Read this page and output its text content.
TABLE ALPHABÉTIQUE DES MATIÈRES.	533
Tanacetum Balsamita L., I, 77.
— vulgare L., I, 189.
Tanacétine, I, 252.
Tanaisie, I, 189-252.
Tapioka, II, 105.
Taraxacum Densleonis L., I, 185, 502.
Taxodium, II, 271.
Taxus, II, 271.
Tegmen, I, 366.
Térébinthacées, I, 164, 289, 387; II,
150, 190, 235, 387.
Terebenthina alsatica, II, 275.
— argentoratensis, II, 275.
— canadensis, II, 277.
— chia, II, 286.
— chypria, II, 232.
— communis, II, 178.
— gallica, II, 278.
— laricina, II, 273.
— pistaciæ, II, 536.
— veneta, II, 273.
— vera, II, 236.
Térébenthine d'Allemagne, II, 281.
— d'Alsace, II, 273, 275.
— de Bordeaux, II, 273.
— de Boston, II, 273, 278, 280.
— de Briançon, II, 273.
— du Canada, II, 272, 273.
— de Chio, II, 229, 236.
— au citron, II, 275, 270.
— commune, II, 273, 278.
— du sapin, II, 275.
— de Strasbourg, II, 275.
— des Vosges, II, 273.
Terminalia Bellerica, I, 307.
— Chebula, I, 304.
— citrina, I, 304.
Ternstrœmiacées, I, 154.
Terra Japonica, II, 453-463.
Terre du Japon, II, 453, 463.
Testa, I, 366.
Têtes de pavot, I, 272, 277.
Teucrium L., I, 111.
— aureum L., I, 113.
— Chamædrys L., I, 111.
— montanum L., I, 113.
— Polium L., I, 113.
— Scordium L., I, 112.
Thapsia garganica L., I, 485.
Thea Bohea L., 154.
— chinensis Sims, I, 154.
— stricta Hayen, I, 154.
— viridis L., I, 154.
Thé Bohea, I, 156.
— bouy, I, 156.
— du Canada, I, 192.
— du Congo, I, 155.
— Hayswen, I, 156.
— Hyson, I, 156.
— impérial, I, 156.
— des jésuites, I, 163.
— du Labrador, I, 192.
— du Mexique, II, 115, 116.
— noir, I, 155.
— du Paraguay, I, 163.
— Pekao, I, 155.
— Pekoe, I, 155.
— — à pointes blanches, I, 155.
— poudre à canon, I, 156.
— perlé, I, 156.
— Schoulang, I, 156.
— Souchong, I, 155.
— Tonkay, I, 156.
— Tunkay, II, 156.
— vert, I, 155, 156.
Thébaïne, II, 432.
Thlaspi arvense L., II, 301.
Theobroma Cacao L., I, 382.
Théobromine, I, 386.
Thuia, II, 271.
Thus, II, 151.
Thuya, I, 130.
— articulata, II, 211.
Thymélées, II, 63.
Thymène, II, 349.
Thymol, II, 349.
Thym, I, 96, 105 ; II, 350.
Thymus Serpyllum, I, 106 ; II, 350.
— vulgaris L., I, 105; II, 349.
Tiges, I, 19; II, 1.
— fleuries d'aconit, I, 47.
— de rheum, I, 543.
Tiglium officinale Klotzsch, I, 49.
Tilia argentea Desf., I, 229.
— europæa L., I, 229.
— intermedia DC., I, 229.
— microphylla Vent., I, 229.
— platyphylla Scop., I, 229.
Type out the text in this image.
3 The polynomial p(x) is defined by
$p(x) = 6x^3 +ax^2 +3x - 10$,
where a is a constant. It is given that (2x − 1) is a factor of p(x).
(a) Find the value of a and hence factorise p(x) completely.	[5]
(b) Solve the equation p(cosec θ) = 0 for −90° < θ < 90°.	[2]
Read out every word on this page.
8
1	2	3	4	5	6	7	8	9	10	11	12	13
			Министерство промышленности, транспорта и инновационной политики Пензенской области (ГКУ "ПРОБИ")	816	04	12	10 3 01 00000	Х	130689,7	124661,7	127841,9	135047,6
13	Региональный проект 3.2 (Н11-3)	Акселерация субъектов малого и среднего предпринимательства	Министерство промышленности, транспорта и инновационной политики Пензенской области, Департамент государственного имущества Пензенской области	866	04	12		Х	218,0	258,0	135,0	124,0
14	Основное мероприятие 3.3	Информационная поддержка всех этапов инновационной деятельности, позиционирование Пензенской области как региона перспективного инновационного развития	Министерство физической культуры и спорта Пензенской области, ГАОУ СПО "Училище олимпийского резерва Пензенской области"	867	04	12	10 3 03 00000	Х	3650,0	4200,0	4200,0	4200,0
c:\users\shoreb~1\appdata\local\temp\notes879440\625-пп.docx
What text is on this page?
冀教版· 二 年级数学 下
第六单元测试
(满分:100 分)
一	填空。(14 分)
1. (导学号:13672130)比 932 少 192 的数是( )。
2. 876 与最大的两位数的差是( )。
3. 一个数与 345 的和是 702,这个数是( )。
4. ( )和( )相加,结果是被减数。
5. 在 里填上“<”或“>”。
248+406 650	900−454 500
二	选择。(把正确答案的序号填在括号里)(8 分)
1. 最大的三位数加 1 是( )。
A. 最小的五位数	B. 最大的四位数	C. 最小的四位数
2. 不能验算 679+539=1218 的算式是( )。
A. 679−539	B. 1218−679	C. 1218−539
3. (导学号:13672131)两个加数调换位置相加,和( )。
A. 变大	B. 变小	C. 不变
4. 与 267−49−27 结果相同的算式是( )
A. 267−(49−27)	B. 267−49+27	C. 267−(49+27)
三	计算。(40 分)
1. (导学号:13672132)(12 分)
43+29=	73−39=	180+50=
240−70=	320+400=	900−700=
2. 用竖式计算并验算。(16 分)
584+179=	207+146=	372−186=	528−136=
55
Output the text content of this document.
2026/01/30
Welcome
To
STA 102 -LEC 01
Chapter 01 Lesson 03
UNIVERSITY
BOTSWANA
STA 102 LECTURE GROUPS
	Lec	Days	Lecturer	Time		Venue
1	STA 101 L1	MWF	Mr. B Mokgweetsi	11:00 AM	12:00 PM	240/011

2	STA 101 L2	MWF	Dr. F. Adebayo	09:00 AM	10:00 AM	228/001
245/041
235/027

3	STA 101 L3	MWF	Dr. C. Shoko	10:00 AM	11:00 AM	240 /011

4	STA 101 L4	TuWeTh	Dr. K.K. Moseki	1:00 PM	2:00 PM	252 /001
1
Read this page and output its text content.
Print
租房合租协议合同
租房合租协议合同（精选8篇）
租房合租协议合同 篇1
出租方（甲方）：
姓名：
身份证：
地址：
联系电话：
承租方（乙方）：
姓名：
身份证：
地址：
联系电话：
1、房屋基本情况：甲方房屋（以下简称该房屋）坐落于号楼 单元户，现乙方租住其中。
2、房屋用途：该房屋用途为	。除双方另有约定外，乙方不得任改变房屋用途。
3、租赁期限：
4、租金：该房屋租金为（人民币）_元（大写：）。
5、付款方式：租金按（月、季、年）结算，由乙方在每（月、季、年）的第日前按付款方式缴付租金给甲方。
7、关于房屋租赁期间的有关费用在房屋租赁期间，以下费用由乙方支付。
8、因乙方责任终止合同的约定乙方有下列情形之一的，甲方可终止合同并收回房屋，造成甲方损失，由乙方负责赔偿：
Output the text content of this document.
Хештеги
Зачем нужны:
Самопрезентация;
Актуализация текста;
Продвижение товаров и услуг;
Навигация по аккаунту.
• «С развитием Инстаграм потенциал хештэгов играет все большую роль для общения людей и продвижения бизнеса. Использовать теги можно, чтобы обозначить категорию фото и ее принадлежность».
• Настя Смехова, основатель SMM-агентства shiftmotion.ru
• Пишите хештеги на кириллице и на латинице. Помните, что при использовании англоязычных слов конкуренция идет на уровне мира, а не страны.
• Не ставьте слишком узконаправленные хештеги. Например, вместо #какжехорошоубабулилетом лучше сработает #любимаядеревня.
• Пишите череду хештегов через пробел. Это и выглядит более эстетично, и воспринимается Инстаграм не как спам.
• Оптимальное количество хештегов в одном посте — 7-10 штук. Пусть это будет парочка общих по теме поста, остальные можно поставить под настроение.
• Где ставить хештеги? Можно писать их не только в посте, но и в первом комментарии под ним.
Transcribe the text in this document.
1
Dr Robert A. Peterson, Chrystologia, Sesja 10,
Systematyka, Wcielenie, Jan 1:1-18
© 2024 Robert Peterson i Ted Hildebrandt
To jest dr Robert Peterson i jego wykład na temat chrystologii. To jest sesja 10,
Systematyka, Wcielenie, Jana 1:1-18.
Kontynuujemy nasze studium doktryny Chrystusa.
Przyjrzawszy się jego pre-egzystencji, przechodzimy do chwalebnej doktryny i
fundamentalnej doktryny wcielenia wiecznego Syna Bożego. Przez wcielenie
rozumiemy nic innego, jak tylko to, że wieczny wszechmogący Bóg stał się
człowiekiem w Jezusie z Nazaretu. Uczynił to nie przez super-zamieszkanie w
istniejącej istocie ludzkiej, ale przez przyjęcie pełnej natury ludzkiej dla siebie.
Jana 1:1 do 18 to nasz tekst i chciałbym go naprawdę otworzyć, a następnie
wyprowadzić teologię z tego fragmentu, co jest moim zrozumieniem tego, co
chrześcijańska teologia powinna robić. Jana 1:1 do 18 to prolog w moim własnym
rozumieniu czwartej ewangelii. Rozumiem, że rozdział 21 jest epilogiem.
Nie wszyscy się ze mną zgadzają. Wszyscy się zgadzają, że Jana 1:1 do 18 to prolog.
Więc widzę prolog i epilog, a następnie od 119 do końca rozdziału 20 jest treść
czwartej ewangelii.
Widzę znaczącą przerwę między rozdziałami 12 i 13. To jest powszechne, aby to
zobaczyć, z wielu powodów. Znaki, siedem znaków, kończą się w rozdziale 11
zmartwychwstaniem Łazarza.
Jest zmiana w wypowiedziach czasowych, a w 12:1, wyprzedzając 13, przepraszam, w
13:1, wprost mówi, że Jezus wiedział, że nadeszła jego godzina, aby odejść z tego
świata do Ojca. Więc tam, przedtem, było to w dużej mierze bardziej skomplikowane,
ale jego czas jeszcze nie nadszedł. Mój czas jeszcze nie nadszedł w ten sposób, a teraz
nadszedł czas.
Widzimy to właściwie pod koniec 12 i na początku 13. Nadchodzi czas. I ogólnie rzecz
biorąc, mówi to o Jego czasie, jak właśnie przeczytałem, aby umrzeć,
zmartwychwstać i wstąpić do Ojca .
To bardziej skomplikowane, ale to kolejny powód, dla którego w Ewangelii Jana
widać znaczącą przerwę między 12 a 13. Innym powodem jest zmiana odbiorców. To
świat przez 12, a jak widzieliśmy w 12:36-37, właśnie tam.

_ _ _ _ _

Pick out the lines containing the string "następnie" and show them.

TASK RESPONSE »
Jana 1:1 do 18 to nasz tekst i chciałbym go naprawdę otworzyć, a następnie
Więc widzę prolog i epilog, a następnie od 119 do końca rozdziału 20 jest treść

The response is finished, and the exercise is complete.